**Direction:**
What is the number of lines containing the string "page"? Answer with the number only.

**Supplied material:**
——

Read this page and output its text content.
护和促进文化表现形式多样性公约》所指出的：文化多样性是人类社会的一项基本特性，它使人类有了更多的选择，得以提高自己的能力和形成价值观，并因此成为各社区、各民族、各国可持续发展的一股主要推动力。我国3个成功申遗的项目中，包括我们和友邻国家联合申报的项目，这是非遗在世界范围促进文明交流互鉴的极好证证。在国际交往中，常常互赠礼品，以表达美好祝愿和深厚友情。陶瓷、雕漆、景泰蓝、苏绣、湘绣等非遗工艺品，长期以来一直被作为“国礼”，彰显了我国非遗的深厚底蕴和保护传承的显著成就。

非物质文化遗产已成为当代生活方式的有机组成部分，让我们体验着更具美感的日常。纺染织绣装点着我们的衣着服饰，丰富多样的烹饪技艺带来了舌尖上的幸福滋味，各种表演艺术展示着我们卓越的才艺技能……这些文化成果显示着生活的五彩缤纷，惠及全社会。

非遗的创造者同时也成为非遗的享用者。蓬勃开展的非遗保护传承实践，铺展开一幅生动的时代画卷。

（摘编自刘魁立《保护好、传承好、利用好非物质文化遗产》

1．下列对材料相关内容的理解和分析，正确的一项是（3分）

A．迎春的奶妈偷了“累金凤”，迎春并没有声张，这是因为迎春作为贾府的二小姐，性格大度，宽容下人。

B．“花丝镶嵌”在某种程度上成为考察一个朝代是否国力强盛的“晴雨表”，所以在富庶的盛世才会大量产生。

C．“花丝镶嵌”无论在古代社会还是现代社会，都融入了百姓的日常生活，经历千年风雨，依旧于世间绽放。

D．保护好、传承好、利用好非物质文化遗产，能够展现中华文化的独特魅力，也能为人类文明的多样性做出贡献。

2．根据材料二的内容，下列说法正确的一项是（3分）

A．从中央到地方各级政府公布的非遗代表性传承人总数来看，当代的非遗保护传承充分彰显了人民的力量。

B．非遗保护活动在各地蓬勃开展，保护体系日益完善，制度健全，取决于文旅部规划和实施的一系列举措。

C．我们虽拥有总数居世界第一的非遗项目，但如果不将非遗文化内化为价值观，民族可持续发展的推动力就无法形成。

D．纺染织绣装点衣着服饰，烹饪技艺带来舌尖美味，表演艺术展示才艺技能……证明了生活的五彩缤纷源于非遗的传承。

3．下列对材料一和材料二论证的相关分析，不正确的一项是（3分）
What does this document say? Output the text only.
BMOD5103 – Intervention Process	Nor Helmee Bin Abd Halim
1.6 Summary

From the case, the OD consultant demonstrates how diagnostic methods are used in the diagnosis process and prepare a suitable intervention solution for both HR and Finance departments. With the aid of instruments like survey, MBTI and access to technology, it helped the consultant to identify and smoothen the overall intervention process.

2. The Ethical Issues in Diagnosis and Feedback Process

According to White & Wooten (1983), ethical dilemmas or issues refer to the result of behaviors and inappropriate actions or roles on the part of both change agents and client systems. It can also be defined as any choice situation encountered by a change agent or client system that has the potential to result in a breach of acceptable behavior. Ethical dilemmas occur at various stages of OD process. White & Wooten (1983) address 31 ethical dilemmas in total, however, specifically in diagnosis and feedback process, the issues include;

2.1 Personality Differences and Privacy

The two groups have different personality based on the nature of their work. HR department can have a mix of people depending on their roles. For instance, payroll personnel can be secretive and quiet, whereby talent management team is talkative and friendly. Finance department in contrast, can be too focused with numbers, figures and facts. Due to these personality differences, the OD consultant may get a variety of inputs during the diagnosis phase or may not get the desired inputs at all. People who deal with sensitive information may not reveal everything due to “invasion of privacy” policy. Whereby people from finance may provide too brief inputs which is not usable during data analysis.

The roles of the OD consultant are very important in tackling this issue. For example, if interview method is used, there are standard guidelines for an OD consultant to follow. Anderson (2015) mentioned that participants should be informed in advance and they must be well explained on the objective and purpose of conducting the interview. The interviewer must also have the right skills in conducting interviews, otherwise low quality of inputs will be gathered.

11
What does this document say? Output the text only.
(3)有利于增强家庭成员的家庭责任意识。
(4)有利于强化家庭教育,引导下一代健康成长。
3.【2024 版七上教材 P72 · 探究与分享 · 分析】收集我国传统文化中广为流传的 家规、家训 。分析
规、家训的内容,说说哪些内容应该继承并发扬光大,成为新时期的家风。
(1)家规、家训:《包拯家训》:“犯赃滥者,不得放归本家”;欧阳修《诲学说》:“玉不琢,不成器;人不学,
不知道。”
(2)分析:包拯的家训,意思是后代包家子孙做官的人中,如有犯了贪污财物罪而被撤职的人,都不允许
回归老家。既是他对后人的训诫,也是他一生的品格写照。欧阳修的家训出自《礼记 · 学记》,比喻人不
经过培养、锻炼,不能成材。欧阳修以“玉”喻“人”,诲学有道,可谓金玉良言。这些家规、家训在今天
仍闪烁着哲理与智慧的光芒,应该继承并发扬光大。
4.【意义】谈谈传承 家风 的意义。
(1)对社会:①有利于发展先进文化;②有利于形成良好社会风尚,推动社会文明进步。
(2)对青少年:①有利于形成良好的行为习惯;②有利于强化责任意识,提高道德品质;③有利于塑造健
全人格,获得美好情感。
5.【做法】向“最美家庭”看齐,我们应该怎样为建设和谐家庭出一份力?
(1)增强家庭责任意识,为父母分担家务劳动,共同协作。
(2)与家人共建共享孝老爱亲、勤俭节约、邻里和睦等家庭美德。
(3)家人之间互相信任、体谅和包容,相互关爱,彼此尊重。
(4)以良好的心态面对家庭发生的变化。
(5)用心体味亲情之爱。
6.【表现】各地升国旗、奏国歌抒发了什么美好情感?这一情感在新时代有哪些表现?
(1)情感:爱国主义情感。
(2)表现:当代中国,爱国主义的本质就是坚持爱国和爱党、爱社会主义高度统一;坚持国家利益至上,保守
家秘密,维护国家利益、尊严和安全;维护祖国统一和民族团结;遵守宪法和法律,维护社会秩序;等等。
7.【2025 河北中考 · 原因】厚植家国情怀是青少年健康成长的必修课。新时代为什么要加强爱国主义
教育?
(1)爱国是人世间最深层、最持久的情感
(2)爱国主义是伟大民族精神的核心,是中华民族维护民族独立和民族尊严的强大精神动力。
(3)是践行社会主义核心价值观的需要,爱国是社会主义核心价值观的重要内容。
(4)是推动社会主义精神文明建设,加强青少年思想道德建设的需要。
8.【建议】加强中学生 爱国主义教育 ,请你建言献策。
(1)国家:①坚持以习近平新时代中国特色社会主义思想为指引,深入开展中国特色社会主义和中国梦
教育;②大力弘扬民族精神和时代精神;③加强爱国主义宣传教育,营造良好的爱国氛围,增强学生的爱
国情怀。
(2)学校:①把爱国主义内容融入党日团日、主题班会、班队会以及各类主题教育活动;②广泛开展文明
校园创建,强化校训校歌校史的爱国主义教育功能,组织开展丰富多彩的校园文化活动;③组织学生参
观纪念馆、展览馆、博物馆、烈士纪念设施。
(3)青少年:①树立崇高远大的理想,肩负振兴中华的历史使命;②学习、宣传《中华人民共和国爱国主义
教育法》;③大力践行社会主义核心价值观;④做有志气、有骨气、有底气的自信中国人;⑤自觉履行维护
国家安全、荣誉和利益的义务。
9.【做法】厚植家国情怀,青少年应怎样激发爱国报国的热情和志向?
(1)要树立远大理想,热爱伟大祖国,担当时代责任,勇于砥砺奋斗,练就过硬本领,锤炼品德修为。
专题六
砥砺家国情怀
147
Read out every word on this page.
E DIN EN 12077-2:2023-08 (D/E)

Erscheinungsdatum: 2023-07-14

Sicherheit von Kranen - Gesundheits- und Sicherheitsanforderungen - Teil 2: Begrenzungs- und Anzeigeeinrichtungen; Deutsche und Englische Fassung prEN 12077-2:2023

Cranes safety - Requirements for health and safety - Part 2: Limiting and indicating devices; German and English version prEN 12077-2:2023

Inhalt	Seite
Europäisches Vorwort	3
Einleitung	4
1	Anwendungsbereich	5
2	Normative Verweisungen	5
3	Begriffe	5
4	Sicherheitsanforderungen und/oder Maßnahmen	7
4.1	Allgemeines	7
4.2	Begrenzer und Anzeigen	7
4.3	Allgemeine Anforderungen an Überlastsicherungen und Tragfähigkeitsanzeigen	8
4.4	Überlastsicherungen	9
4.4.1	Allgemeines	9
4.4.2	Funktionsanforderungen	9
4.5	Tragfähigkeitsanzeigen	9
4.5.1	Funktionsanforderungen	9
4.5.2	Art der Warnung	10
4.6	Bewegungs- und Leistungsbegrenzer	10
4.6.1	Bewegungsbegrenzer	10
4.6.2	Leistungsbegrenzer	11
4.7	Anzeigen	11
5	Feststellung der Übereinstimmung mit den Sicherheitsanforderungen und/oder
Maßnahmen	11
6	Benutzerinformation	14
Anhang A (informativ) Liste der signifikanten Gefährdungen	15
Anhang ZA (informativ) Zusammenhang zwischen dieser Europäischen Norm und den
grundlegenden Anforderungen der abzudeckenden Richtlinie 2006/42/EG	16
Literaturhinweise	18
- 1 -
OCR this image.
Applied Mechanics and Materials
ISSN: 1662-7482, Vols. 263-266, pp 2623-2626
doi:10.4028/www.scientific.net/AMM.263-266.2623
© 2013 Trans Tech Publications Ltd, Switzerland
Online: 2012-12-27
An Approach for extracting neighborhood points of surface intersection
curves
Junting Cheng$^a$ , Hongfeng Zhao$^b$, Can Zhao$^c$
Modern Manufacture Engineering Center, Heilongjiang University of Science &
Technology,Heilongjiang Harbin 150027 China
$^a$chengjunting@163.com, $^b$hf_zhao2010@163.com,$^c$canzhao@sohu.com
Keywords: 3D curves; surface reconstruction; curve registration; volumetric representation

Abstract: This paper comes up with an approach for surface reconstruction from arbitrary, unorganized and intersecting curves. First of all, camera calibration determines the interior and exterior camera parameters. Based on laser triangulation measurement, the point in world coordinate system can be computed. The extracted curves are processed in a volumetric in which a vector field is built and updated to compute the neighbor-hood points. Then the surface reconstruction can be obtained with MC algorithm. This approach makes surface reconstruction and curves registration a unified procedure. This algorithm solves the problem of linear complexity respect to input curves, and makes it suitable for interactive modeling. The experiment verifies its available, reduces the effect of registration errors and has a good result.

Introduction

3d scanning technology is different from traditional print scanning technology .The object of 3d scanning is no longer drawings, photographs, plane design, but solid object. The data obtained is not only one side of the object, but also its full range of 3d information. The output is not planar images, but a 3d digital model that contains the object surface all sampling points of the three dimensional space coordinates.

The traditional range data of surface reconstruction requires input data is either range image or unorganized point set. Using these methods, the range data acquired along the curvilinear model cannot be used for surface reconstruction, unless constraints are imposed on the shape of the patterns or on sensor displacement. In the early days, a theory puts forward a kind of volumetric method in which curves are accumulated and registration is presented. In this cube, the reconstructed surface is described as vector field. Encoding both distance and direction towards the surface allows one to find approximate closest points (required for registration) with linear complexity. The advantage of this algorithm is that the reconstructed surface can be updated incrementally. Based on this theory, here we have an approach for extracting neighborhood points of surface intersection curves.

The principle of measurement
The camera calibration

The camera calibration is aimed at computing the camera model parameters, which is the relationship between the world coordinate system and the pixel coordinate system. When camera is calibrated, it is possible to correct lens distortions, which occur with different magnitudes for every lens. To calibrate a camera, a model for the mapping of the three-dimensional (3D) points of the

——

**The result:**
2